=== Directive ===
Work out how many lines in the entries contain the string "JSON", and give nothing but that number.
***** Raw data *****
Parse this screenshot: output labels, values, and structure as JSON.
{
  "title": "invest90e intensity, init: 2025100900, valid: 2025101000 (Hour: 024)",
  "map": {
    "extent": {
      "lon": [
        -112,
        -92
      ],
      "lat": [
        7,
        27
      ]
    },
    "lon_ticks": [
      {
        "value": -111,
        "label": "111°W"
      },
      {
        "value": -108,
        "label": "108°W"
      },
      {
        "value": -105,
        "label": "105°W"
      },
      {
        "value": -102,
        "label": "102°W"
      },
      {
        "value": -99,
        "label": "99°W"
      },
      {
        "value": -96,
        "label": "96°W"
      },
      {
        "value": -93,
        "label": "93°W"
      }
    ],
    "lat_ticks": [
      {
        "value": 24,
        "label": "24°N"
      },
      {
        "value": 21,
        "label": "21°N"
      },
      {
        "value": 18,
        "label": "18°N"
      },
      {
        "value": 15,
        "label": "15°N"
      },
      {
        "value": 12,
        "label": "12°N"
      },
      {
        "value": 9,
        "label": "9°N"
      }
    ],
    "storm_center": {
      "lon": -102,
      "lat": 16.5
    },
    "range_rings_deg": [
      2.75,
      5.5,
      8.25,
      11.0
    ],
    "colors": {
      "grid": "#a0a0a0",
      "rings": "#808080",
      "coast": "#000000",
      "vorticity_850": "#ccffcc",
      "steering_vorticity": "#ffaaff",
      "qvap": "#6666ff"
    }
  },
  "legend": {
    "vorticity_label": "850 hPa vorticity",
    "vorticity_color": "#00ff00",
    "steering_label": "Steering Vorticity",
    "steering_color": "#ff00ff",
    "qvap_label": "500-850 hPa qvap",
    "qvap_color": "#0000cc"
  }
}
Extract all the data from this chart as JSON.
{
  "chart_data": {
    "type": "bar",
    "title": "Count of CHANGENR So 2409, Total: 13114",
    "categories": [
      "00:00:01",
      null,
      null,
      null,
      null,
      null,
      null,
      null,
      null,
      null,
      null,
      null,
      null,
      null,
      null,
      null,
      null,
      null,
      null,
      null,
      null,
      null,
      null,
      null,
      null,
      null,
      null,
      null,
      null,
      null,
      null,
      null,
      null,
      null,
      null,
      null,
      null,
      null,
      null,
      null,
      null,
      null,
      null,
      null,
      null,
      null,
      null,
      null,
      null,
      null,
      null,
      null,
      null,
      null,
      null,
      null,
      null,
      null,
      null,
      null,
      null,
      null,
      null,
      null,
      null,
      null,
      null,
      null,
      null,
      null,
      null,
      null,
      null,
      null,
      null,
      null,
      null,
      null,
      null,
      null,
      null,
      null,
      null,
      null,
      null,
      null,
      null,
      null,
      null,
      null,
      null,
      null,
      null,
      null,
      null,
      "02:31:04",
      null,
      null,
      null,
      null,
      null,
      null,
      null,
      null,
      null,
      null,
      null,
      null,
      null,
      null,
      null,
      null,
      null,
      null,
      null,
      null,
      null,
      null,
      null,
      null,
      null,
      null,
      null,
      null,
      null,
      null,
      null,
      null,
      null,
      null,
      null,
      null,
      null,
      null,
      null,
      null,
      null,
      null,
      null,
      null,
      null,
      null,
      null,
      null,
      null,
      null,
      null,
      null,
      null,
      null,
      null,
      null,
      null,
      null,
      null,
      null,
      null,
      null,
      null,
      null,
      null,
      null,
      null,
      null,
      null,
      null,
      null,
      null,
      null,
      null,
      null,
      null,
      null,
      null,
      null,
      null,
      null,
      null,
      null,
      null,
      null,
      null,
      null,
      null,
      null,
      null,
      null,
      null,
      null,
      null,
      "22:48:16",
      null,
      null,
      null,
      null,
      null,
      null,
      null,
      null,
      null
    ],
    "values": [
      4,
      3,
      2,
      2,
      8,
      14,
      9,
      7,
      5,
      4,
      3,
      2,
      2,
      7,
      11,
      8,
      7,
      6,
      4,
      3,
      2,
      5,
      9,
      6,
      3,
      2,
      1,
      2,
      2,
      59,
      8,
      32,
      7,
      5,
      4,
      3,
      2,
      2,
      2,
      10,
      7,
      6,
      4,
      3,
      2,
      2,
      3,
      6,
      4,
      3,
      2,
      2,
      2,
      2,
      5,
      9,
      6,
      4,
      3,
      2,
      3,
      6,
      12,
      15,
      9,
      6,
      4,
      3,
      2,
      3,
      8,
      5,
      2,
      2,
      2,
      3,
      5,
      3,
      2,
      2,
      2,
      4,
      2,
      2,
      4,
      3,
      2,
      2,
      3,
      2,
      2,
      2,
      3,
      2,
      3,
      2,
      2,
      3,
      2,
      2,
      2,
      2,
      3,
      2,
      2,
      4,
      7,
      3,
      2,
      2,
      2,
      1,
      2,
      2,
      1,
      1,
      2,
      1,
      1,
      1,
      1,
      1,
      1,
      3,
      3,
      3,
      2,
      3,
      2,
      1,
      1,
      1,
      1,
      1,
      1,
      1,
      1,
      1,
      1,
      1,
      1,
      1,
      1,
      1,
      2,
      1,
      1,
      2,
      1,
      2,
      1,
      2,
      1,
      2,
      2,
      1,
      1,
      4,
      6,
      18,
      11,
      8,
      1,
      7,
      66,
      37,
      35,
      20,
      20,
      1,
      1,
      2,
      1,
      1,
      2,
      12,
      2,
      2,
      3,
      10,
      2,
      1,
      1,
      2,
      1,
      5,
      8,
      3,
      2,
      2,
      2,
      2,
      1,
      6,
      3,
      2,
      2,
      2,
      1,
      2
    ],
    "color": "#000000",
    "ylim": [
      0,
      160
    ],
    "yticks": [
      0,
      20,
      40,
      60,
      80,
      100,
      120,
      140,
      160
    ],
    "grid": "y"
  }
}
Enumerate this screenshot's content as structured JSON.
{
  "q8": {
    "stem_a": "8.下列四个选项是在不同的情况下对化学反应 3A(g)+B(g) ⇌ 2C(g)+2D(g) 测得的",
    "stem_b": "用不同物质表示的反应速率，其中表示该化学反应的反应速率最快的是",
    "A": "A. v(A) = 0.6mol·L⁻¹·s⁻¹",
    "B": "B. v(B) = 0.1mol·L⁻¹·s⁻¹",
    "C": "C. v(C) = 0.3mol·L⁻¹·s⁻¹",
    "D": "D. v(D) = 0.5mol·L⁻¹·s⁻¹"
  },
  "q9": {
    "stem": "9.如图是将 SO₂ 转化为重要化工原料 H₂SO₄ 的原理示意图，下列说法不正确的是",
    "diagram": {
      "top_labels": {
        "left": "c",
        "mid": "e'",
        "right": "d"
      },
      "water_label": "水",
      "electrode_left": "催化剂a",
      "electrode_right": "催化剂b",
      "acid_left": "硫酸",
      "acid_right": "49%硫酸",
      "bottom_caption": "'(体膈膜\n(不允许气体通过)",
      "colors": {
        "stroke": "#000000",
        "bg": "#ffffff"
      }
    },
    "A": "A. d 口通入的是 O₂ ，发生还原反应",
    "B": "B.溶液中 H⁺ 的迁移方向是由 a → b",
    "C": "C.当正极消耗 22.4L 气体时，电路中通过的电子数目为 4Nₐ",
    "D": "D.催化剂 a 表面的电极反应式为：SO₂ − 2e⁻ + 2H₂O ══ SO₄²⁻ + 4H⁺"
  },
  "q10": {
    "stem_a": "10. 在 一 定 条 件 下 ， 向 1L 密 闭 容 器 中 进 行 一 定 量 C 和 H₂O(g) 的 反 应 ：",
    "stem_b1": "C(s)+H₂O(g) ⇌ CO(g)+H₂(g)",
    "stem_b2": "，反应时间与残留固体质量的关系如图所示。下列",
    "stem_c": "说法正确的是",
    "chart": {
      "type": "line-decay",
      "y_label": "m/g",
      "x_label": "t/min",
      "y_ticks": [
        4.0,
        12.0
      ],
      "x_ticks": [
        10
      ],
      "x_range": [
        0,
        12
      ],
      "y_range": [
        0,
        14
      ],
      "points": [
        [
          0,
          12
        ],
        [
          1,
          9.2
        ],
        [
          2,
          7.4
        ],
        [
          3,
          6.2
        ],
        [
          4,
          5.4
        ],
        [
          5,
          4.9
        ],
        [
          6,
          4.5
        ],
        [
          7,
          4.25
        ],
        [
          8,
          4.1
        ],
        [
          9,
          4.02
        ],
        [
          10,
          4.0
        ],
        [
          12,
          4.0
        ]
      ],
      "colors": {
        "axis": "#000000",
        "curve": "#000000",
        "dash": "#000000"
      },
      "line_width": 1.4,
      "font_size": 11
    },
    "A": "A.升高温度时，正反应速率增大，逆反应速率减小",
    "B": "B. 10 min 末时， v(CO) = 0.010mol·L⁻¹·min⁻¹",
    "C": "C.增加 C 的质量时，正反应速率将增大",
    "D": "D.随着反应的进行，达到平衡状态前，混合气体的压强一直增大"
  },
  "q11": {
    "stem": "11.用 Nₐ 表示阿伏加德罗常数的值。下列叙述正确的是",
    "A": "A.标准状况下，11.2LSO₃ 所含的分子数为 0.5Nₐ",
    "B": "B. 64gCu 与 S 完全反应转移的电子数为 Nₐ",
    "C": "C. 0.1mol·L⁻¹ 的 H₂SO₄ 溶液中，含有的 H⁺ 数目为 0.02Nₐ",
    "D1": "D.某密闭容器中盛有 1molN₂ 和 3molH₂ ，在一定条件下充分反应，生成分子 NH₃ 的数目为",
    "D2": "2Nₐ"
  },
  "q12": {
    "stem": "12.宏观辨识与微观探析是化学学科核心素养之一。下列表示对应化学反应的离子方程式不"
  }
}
*****
=== Output of the exercise ===
3